● Your instructions: Output nothing but the number of lines that include the word "Orders".

● Collected data entries:

◆ ◆ ◆ ◆ ◆ ◆ ◆

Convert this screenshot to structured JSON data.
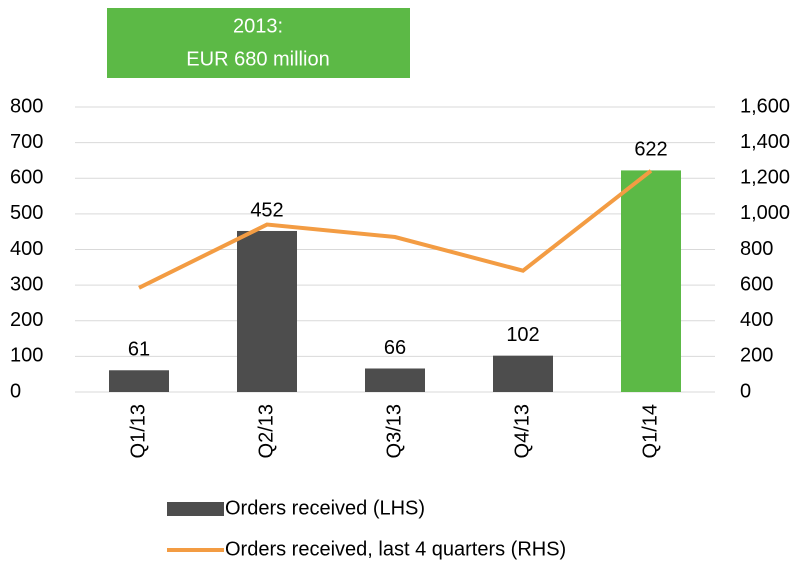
{
  "chart_data": {
    "type": "bar",
    "annotation": [
      "2013:",
      "EUR 680 million"
    ],
    "annotation_color": "#5cb946",
    "categories": [
      "Q1/13",
      "Q2/13",
      "Q3/13",
      "Q4/13",
      "Q1/14"
    ],
    "series": [
      {
        "name": "Orders received (LHS)",
        "type": "bar",
        "color": "#4d4d4d",
        "colors": [
          "#4d4d4d",
          "#4d4d4d",
          "#4d4d4d",
          "#4d4d4d",
          "#5cb946"
        ],
        "values": [
          61,
          452,
          66,
          102,
          622
        ]
      },
      {
        "name": "Orders received, last 4 quarters (RHS)",
        "type": "line",
        "axis": "y2",
        "color": "#f39c43",
        "values": [
          585,
          940,
          870,
          681,
          1242
        ]
      }
    ],
    "ylim": [
      0,
      800
    ],
    "yticks": [
      0,
      100,
      200,
      300,
      400,
      500,
      600,
      700,
      800
    ],
    "y2lim": [
      0,
      1600
    ],
    "y2ticks": [
      0,
      200,
      400,
      600,
      800,
      {
        "value": 1000,
        "label": "1,000"
      },
      {
        "value": 1200,
        "label": "1,200"
      },
      {
        "value": 1400,
        "label": "1,400"
      },
      {
        "value": 1600,
        "label": "1,600"
      }
    ],
    "grid": true
  }
}
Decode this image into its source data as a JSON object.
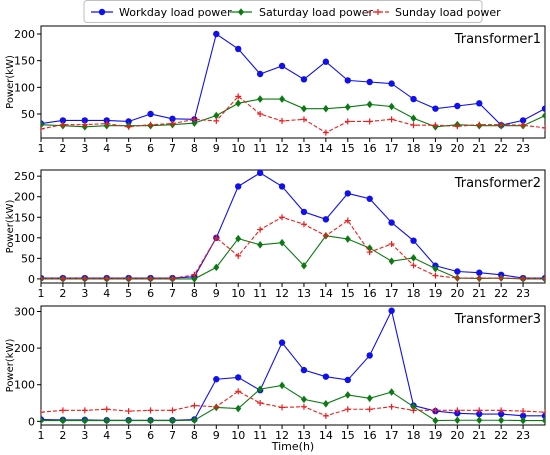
{
  "colors": {
    "workday": "#1010ee",
    "saturday": "#0c7a12",
    "sunday": "#ee1c1c",
    "axis": "#000000",
    "legend_border": "#bfbfbf"
  },
  "chart_data": {
    "type": "line",
    "legend": {
      "placement": "top-center",
      "entries": [
        {
          "name": "Workday load power",
          "marker": "circle",
          "style": "solid",
          "color": "#1010ee"
        },
        {
          "name": "Saturday load power",
          "marker": "diamond",
          "style": "solid",
          "color": "#0c7a12"
        },
        {
          "name": "Sunday load power",
          "marker": "plus",
          "style": "dashed",
          "color": "#ee1c1c"
        }
      ]
    },
    "xlabel": "Time(h)",
    "x": [
      1,
      2,
      3,
      4,
      5,
      6,
      7,
      8,
      9,
      10,
      11,
      12,
      13,
      14,
      15,
      16,
      17,
      18,
      19,
      20,
      21,
      22,
      23,
      24
    ],
    "xticks": [
      1,
      2,
      3,
      4,
      5,
      6,
      7,
      8,
      9,
      10,
      11,
      12,
      13,
      14,
      15,
      16,
      17,
      18,
      19,
      20,
      21,
      22,
      23
    ],
    "xlim": [
      1,
      24
    ],
    "panels": [
      {
        "title": "Transformer1",
        "ylabel": "Power(kW)",
        "ylim": [
          5,
          215
        ],
        "yticks": [
          50,
          100,
          150,
          200
        ],
        "series": [
          {
            "name": "Workday load power",
            "values": [
              32,
              38,
              38,
              38,
              36,
              50,
              41,
              40,
              200,
              172,
              125,
              140,
              115,
              148,
              113,
              110,
              107,
              78,
              60,
              65,
              70,
              29,
              38,
              60
            ]
          },
          {
            "name": "Saturday load power",
            "values": [
              30,
              28,
              26,
              28,
              28,
              28,
              30,
              33,
              47,
              70,
              78,
              78,
              60,
              60,
              63,
              68,
              64,
              42,
              26,
              30,
              28,
              28,
              28,
              47
            ]
          },
          {
            "name": "Sunday load power",
            "values": [
              22,
              30,
              30,
              32,
              26,
              30,
              32,
              40,
              37,
              83,
              50,
              37,
              40,
              15,
              36,
              36,
              40,
              29,
              29,
              27,
              30,
              30,
              29,
              24
            ]
          }
        ]
      },
      {
        "title": "Transformer2",
        "ylabel": "Power(kW)",
        "ylim": [
          -10,
          265
        ],
        "yticks": [
          0,
          50,
          100,
          150,
          200,
          250
        ],
        "series": [
          {
            "name": "Workday load power",
            "values": [
              2,
              2,
              2,
              2,
              2,
              2,
              2,
              5,
              100,
              225,
              258,
              225,
              163,
              145,
              208,
              195,
              137,
              93,
              32,
              18,
              15,
              10,
              2,
              2
            ]
          },
          {
            "name": "Saturday load power",
            "values": [
              0,
              0,
              0,
              0,
              0,
              0,
              0,
              0,
              28,
              98,
              83,
              88,
              32,
              105,
              97,
              75,
              43,
              51,
              25,
              2,
              1,
              2,
              0,
              0
            ]
          },
          {
            "name": "Sunday load power",
            "values": [
              1,
              1,
              1,
              1,
              1,
              1,
              1,
              10,
              100,
              56,
              120,
              150,
              133,
              105,
              142,
              65,
              85,
              33,
              8,
              2,
              2,
              2,
              1,
              1
            ]
          }
        ]
      },
      {
        "title": "Transformer3",
        "ylabel": "Power(kW)",
        "ylim": [
          -10,
          315
        ],
        "yticks": [
          0,
          100,
          200,
          300
        ],
        "series": [
          {
            "name": "Workday load power",
            "values": [
              5,
              4,
              4,
              3,
              3,
              3,
              3,
              5,
              115,
              120,
              85,
              215,
              140,
              122,
              113,
              180,
              302,
              43,
              28,
              22,
              20,
              20,
              15,
              15
            ]
          },
          {
            "name": "Saturday load power",
            "values": [
              2,
              2,
              2,
              2,
              2,
              2,
              2,
              3,
              38,
              35,
              88,
              98,
              60,
              48,
              72,
              63,
              80,
              40,
              2,
              3,
              3,
              3,
              2,
              2
            ]
          },
          {
            "name": "Sunday load power",
            "values": [
              25,
              30,
              30,
              33,
              28,
              30,
              30,
              43,
              40,
              82,
              50,
              38,
              40,
              15,
              33,
              33,
              40,
              30,
              30,
              30,
              30,
              30,
              28,
              25
            ]
          }
        ]
      }
    ]
  }
}
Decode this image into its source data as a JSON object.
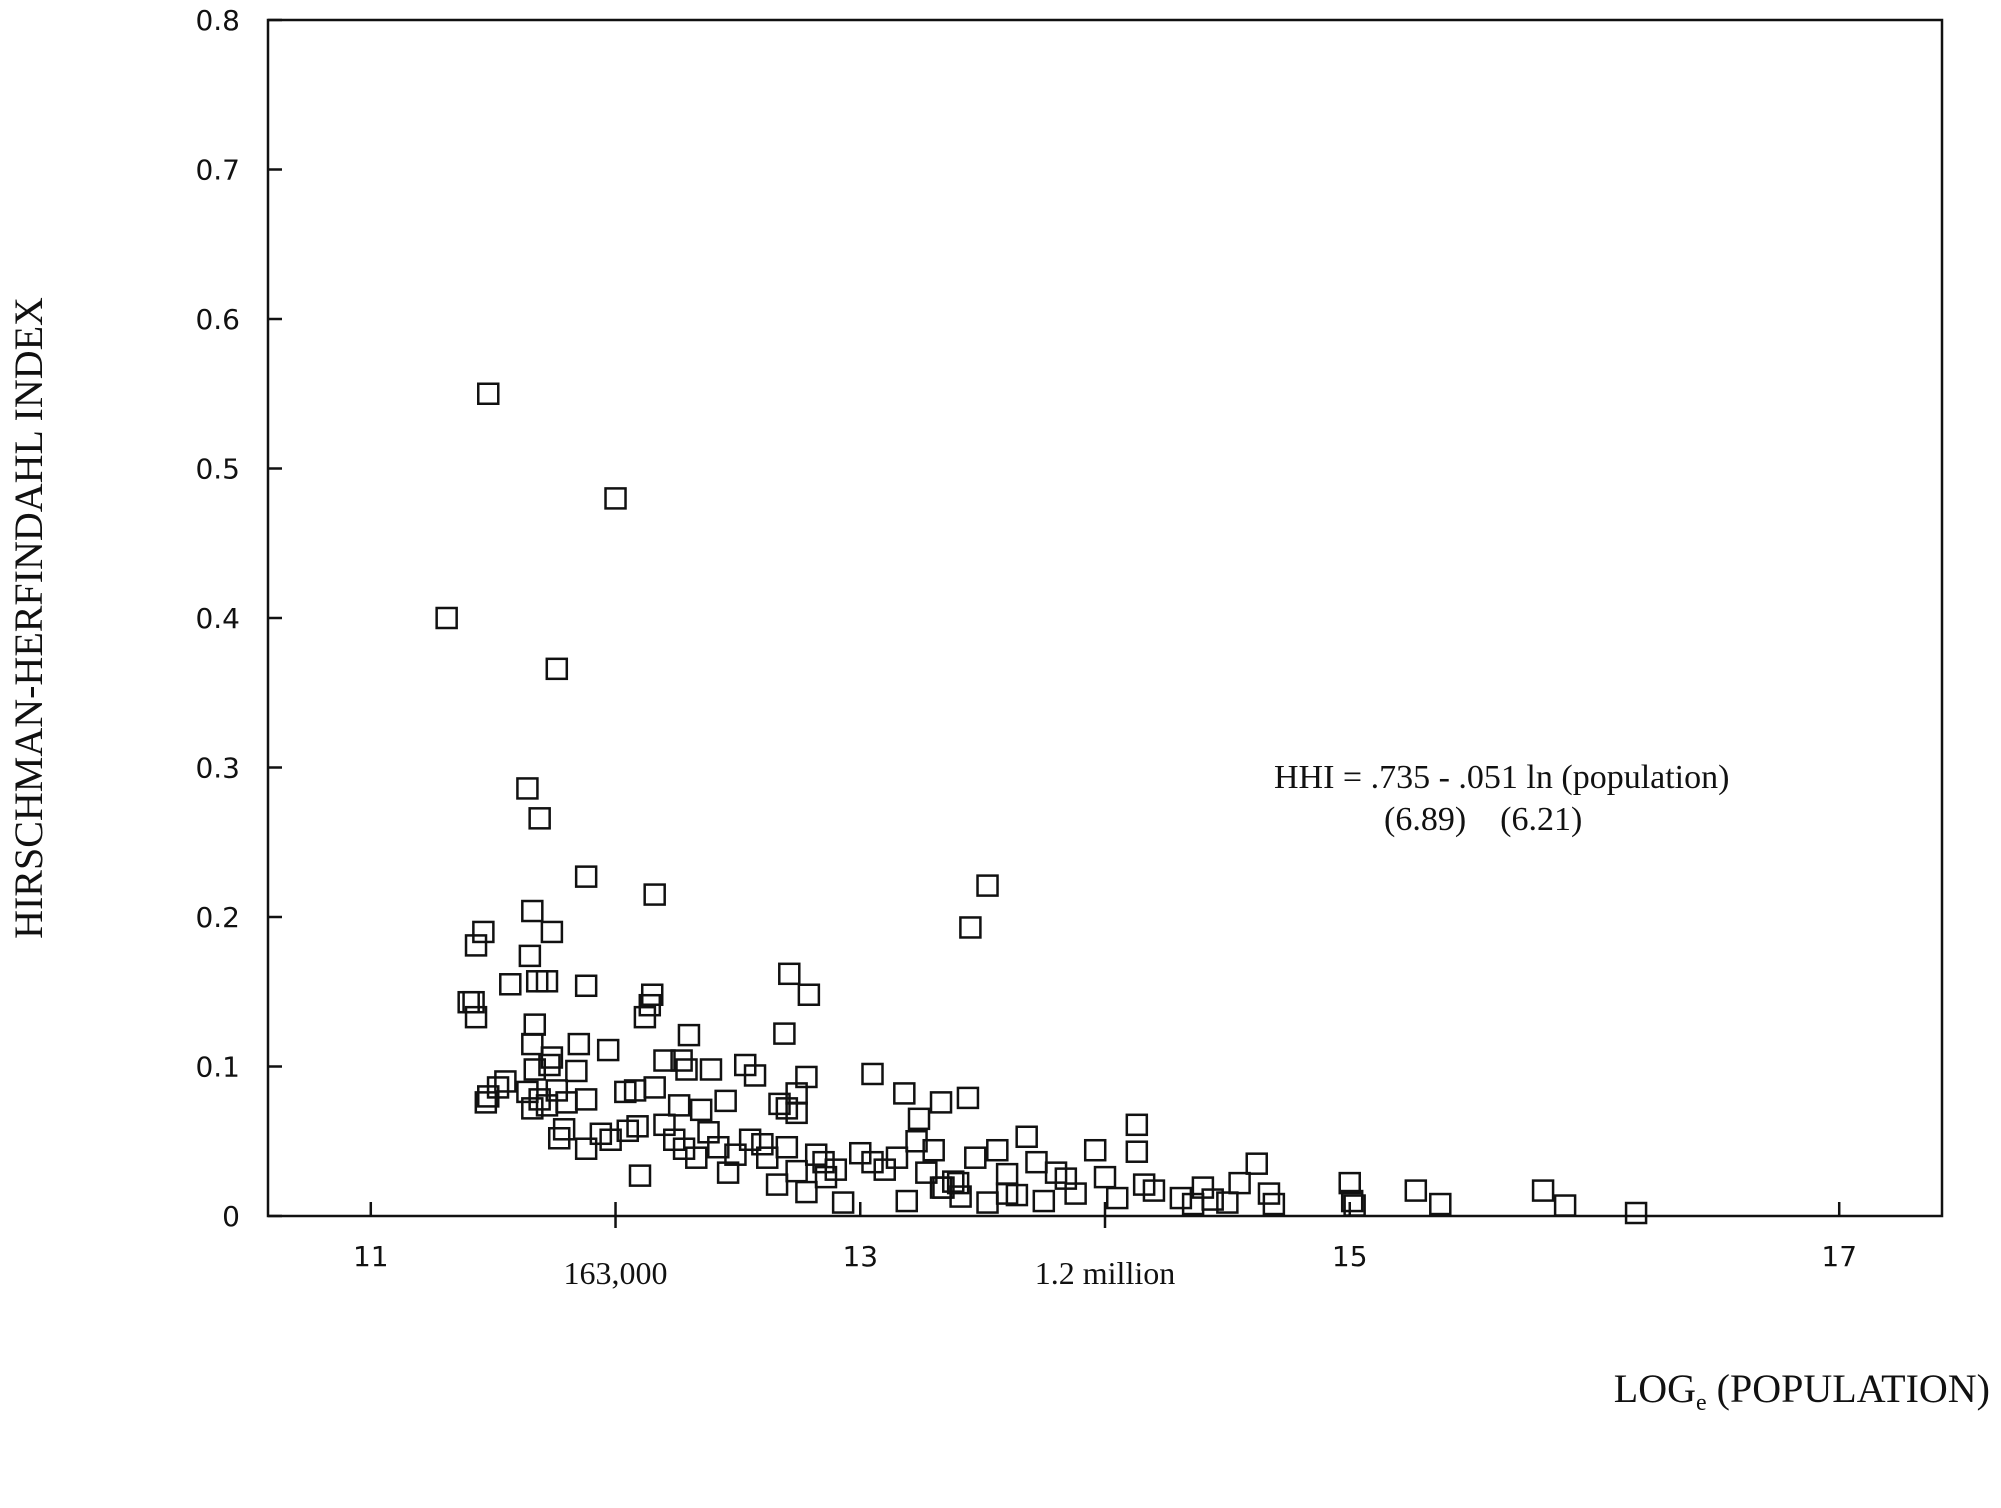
{
  "chart_data": {
    "type": "scatter",
    "title": "",
    "ylabel": "HIRSCHMAN-HERFINDAHL INDEX",
    "xlabel": "LOGe (POPULATION)",
    "xlabel_main": "LOG",
    "xlabel_sub": "e",
    "xlabel_rest": " (POPULATION)",
    "xlim": [
      10.58,
      17.42
    ],
    "ylim": [
      0,
      0.8
    ],
    "x_ticks": [
      11,
      13,
      15,
      17
    ],
    "x_tick_labels": [
      "11",
      "13",
      "15",
      "17"
    ],
    "x_secondary_ticks": [
      12,
      14
    ],
    "x_secondary_labels": [
      "163,000",
      "1.2 million"
    ],
    "y_ticks": [
      0,
      0.1,
      0.2,
      0.3,
      0.4,
      0.5,
      0.6,
      0.7,
      0.8
    ],
    "y_tick_labels": [
      "0",
      "0.1",
      "0.2",
      "0.3",
      "0.4",
      "0.5",
      "0.6",
      "0.7",
      "0.8"
    ],
    "grid": false,
    "marker": "open-square",
    "annotation": {
      "equation": "HHI = .735 - .051 ln (population)",
      "tstats": "(6.89)    (6.21)"
    },
    "series": [
      {
        "points": [
          [
            11.31,
            0.4
          ],
          [
            11.48,
            0.55
          ],
          [
            12.0,
            0.48
          ],
          [
            11.76,
            0.366
          ],
          [
            11.64,
            0.286
          ],
          [
            11.69,
            0.266
          ],
          [
            11.88,
            0.227
          ],
          [
            12.16,
            0.215
          ],
          [
            13.52,
            0.221
          ],
          [
            13.45,
            0.193
          ],
          [
            11.66,
            0.204
          ],
          [
            11.74,
            0.19
          ],
          [
            11.46,
            0.19
          ],
          [
            11.43,
            0.181
          ],
          [
            11.65,
            0.174
          ],
          [
            11.4,
            0.143
          ],
          [
            11.42,
            0.143
          ],
          [
            11.43,
            0.133
          ],
          [
            11.57,
            0.155
          ],
          [
            11.68,
            0.157
          ],
          [
            11.72,
            0.157
          ],
          [
            11.88,
            0.154
          ],
          [
            12.15,
            0.148
          ],
          [
            12.14,
            0.141
          ],
          [
            12.12,
            0.133
          ],
          [
            12.3,
            0.121
          ],
          [
            12.71,
            0.162
          ],
          [
            12.79,
            0.148
          ],
          [
            12.69,
            0.122
          ],
          [
            11.67,
            0.128
          ],
          [
            11.66,
            0.115
          ],
          [
            11.85,
            0.115
          ],
          [
            11.97,
            0.111
          ],
          [
            11.74,
            0.106
          ],
          [
            11.67,
            0.098
          ],
          [
            11.73,
            0.101
          ],
          [
            11.84,
            0.097
          ],
          [
            12.2,
            0.104
          ],
          [
            12.27,
            0.104
          ],
          [
            12.29,
            0.098
          ],
          [
            12.39,
            0.098
          ],
          [
            12.53,
            0.101
          ],
          [
            12.57,
            0.094
          ],
          [
            12.78,
            0.093
          ],
          [
            13.05,
            0.095
          ],
          [
            11.48,
            0.08
          ],
          [
            11.47,
            0.076
          ],
          [
            11.52,
            0.086
          ],
          [
            11.55,
            0.09
          ],
          [
            11.64,
            0.083
          ],
          [
            11.69,
            0.078
          ],
          [
            11.76,
            0.084
          ],
          [
            11.8,
            0.076
          ],
          [
            11.88,
            0.078
          ],
          [
            12.04,
            0.083
          ],
          [
            12.08,
            0.084
          ],
          [
            12.16,
            0.086
          ],
          [
            12.26,
            0.074
          ],
          [
            12.35,
            0.071
          ],
          [
            12.45,
            0.077
          ],
          [
            12.67,
            0.075
          ],
          [
            12.7,
            0.072
          ],
          [
            12.74,
            0.069
          ],
          [
            12.74,
            0.082
          ],
          [
            13.18,
            0.082
          ],
          [
            13.33,
            0.076
          ],
          [
            13.44,
            0.079
          ],
          [
            11.66,
            0.072
          ],
          [
            11.72,
            0.074
          ],
          [
            11.79,
            0.058
          ],
          [
            11.77,
            0.052
          ],
          [
            11.88,
            0.045
          ],
          [
            11.94,
            0.055
          ],
          [
            11.98,
            0.051
          ],
          [
            12.05,
            0.057
          ],
          [
            12.09,
            0.06
          ],
          [
            12.1,
            0.027
          ],
          [
            12.2,
            0.061
          ],
          [
            12.24,
            0.051
          ],
          [
            12.28,
            0.045
          ],
          [
            12.33,
            0.039
          ],
          [
            12.38,
            0.056
          ],
          [
            12.42,
            0.046
          ],
          [
            12.46,
            0.029
          ],
          [
            12.49,
            0.041
          ],
          [
            12.55,
            0.051
          ],
          [
            12.62,
            0.039
          ],
          [
            12.66,
            0.021
          ],
          [
            12.7,
            0.046
          ],
          [
            12.74,
            0.03
          ],
          [
            12.78,
            0.016
          ],
          [
            12.82,
            0.041
          ],
          [
            12.86,
            0.026
          ],
          [
            12.9,
            0.031
          ],
          [
            12.93,
            0.009
          ],
          [
            13.0,
            0.042
          ],
          [
            13.05,
            0.036
          ],
          [
            13.1,
            0.031
          ],
          [
            13.15,
            0.039
          ],
          [
            13.19,
            0.01
          ],
          [
            13.23,
            0.05
          ],
          [
            13.27,
            0.029
          ],
          [
            13.3,
            0.044
          ],
          [
            13.34,
            0.019
          ],
          [
            13.38,
            0.023
          ],
          [
            13.41,
            0.013
          ],
          [
            13.47,
            0.039
          ],
          [
            13.52,
            0.009
          ],
          [
            13.56,
            0.044
          ],
          [
            13.6,
            0.028
          ],
          [
            13.64,
            0.014
          ],
          [
            13.68,
            0.053
          ],
          [
            13.72,
            0.036
          ],
          [
            13.75,
            0.01
          ],
          [
            13.8,
            0.029
          ],
          [
            13.84,
            0.025
          ],
          [
            13.88,
            0.015
          ],
          [
            13.96,
            0.044
          ],
          [
            14.0,
            0.026
          ],
          [
            14.05,
            0.012
          ],
          [
            14.13,
            0.061
          ],
          [
            14.13,
            0.043
          ],
          [
            14.16,
            0.021
          ],
          [
            14.2,
            0.017
          ],
          [
            14.31,
            0.012
          ],
          [
            14.36,
            0.008
          ],
          [
            14.4,
            0.019
          ],
          [
            14.44,
            0.011
          ],
          [
            14.5,
            0.009
          ],
          [
            14.55,
            0.022
          ],
          [
            14.62,
            0.035
          ],
          [
            14.67,
            0.015
          ],
          [
            14.69,
            0.008
          ],
          [
            15.0,
            0.022
          ],
          [
            15.01,
            0.01
          ],
          [
            15.02,
            0.007
          ],
          [
            15.27,
            0.017
          ],
          [
            15.37,
            0.008
          ],
          [
            15.79,
            0.017
          ],
          [
            15.88,
            0.007
          ],
          [
            16.17,
            0.002
          ],
          [
            12.6,
            0.048
          ],
          [
            12.85,
            0.036
          ],
          [
            13.33,
            0.019
          ],
          [
            13.4,
            0.022
          ],
          [
            13.24,
            0.065
          ],
          [
            13.6,
            0.015
          ]
        ]
      }
    ]
  }
}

◆ ◆ ◆ ◆ ◆ ◆ ◆

● Result below: 2